BEGIN Records provided

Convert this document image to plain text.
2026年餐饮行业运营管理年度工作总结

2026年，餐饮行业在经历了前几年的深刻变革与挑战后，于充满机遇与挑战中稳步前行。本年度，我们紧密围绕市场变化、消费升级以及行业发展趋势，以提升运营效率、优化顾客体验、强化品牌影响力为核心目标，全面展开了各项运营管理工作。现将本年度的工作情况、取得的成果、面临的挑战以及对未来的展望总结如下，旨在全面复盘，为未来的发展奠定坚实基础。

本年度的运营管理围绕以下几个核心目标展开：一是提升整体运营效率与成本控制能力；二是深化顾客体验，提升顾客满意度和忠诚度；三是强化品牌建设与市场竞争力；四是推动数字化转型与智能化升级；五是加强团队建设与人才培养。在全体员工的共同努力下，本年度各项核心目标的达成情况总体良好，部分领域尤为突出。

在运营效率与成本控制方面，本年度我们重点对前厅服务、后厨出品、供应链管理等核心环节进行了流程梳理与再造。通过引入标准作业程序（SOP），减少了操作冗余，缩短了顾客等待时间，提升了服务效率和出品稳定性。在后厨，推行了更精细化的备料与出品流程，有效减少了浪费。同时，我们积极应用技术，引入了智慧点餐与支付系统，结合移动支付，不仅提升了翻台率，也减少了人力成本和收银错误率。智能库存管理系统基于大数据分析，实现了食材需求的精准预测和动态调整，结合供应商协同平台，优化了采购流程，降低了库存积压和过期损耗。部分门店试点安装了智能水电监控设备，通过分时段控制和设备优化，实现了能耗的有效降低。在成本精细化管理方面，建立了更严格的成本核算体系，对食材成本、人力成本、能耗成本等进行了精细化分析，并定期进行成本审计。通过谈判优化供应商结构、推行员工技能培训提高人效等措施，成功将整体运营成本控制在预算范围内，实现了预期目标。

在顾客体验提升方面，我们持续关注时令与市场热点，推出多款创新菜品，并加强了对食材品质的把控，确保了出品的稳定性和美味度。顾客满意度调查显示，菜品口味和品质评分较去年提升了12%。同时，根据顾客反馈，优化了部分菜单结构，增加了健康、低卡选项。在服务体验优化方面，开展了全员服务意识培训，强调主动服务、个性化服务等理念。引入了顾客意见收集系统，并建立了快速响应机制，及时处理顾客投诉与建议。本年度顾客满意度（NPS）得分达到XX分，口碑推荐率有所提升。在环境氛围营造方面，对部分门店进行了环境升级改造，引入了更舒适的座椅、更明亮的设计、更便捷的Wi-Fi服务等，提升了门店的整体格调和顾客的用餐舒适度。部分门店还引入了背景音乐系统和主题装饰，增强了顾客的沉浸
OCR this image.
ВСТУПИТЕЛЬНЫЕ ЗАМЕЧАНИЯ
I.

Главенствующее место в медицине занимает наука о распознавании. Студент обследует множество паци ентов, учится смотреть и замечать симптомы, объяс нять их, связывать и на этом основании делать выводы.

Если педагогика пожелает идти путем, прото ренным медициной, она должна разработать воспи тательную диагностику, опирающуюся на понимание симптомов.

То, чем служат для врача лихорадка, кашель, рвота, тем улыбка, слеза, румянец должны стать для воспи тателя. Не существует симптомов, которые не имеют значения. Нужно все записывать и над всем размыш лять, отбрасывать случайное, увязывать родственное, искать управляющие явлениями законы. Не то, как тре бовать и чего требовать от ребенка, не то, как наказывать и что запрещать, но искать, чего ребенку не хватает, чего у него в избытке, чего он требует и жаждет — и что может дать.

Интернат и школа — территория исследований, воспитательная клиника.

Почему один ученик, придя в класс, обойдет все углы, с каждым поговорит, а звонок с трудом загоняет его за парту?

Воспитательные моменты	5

END Records provided

◆ Exercise aim:
Return each full line of the entries that contains the word "image".

◆ Written solution:
Convert this document image to plain text.
OCR this image.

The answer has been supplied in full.